Dataset rows
━━━━━━━━━━━━━━━━
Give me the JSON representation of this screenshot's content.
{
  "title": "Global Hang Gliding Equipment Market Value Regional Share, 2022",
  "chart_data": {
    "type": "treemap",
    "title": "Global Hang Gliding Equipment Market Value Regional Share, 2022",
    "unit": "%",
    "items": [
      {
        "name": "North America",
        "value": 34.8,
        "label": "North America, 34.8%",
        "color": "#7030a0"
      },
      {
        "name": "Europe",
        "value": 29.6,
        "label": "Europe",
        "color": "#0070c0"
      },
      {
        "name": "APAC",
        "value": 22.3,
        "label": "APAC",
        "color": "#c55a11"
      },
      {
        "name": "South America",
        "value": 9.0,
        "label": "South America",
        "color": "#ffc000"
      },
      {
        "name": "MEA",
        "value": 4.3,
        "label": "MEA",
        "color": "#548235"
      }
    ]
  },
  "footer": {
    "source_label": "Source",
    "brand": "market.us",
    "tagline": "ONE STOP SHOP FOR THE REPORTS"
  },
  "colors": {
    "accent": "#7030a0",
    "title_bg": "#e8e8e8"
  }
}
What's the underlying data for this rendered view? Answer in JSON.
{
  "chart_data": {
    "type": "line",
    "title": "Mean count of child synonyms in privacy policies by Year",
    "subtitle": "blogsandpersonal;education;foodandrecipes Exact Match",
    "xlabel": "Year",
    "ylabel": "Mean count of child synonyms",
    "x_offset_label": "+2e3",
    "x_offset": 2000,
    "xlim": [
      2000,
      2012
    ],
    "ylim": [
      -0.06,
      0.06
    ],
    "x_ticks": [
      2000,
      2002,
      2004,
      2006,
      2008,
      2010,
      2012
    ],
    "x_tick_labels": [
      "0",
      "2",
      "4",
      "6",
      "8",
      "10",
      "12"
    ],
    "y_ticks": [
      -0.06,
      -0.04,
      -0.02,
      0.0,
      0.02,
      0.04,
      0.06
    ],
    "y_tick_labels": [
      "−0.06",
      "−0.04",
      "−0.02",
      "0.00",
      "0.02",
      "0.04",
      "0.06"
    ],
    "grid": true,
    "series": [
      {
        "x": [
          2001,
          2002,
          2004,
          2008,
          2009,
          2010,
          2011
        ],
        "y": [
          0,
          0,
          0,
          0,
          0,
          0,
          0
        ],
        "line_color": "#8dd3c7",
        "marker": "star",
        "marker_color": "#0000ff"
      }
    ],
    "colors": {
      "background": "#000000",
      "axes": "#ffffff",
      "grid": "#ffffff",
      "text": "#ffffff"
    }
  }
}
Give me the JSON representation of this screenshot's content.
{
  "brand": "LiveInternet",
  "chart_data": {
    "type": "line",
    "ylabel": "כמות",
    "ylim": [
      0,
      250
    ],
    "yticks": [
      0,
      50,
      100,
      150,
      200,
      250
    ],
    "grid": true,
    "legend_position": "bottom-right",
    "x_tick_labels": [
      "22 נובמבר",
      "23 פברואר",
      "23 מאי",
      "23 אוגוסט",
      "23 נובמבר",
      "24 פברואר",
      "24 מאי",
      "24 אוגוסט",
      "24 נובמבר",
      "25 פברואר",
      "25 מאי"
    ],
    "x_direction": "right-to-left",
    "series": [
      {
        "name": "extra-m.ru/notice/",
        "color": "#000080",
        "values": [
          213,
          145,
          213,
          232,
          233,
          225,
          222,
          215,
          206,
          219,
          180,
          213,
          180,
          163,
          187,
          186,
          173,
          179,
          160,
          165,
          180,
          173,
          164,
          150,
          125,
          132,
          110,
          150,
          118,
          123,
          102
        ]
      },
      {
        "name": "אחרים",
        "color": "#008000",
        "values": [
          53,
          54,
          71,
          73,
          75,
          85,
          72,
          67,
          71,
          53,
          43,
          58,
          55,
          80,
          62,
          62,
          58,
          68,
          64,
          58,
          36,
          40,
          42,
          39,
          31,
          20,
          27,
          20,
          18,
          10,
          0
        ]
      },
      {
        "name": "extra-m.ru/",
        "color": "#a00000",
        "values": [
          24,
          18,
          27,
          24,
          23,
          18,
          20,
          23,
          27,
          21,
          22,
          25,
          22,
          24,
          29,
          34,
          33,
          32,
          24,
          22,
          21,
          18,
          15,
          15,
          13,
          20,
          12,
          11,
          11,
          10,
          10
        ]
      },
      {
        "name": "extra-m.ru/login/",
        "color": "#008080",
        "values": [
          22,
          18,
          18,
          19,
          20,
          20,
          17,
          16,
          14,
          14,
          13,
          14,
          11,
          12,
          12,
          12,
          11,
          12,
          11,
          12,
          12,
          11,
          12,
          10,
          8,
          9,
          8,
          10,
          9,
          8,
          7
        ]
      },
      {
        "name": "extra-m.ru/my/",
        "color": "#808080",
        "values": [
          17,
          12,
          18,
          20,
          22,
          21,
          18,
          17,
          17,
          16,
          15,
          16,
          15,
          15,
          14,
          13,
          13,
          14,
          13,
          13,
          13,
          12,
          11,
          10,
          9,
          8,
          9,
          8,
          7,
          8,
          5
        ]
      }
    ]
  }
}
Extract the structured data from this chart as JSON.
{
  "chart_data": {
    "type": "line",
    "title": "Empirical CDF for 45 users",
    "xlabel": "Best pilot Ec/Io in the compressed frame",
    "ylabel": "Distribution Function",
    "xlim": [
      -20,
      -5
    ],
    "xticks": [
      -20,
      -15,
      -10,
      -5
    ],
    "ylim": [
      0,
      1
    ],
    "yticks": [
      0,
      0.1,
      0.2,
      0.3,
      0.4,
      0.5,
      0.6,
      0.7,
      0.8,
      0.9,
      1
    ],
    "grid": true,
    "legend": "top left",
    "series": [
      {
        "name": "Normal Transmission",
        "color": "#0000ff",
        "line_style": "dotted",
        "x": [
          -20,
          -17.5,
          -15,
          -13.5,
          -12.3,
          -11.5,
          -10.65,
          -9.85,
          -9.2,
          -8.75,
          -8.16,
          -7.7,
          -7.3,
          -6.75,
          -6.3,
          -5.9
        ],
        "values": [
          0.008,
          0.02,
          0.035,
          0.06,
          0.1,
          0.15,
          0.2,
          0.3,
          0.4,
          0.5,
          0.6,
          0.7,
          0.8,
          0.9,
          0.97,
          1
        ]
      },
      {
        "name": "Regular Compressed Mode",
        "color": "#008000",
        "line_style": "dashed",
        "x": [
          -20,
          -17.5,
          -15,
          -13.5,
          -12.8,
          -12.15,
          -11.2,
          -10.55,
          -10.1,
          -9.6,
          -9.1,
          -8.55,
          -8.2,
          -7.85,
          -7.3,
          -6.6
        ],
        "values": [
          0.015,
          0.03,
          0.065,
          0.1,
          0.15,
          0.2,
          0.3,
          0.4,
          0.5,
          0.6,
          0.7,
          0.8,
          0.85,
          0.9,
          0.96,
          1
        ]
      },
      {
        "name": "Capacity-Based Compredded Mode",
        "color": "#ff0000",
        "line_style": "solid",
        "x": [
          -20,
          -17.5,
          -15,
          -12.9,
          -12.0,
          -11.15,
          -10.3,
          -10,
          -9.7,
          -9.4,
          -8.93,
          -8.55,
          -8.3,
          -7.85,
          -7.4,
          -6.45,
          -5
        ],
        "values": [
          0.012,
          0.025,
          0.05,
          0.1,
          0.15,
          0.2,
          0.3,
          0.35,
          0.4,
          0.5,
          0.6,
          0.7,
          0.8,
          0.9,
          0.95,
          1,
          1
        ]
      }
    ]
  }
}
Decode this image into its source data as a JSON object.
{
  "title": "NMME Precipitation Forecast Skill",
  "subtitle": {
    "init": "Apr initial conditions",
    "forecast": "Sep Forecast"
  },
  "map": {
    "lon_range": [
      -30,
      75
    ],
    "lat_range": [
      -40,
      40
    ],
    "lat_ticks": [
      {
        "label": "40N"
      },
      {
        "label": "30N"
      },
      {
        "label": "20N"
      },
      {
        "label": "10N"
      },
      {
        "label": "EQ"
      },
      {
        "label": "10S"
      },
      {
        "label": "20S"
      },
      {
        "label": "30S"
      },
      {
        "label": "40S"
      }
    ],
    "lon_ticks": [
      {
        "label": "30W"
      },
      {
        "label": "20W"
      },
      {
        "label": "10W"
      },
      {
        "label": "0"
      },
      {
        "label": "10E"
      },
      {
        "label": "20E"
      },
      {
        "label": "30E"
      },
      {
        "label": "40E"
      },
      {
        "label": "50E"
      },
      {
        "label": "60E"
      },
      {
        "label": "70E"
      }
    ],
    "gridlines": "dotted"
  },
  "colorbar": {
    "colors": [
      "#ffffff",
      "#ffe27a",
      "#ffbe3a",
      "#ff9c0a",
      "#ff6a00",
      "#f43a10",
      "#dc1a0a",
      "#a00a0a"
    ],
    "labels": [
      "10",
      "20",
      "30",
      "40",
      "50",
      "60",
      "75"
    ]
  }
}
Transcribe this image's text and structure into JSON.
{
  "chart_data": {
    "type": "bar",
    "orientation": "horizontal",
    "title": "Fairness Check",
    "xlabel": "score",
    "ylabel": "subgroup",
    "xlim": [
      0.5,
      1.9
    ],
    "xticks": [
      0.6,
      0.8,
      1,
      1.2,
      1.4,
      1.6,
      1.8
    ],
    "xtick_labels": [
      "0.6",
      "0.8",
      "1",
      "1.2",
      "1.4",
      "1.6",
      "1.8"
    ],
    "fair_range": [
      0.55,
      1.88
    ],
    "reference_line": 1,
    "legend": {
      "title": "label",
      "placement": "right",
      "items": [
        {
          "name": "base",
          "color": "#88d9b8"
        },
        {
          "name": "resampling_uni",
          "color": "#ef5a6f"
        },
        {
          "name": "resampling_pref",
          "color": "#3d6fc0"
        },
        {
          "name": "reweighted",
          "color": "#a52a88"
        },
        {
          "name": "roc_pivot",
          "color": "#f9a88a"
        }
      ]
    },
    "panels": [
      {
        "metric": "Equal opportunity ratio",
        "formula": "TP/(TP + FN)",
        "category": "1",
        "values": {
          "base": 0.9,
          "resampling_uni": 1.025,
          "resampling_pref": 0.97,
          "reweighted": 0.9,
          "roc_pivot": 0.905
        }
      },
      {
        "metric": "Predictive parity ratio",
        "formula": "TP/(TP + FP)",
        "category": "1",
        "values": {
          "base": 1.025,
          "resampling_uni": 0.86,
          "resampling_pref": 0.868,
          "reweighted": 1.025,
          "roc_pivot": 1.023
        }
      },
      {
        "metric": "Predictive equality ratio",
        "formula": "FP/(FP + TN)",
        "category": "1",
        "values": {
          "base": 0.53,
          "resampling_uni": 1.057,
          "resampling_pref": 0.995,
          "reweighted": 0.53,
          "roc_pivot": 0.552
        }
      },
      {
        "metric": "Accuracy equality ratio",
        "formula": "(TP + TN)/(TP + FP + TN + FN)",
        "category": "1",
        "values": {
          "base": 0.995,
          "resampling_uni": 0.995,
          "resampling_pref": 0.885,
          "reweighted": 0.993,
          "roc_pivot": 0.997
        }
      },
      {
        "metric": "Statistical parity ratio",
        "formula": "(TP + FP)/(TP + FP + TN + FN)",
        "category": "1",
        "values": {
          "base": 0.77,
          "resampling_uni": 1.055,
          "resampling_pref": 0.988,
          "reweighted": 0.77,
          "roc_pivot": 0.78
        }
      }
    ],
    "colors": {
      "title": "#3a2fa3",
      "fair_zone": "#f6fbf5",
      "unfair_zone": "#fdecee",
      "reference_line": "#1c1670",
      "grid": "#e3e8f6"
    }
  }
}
━━━━━━━━━━━━━━━━
WHAT NEEDS TO BE DONE -
Which lines contain "Year"? Copy each of them out.

ANSWER BELOW -
    "title": "Mean count of child synonyms in privacy policies by Year",
    "xlabel": "Year",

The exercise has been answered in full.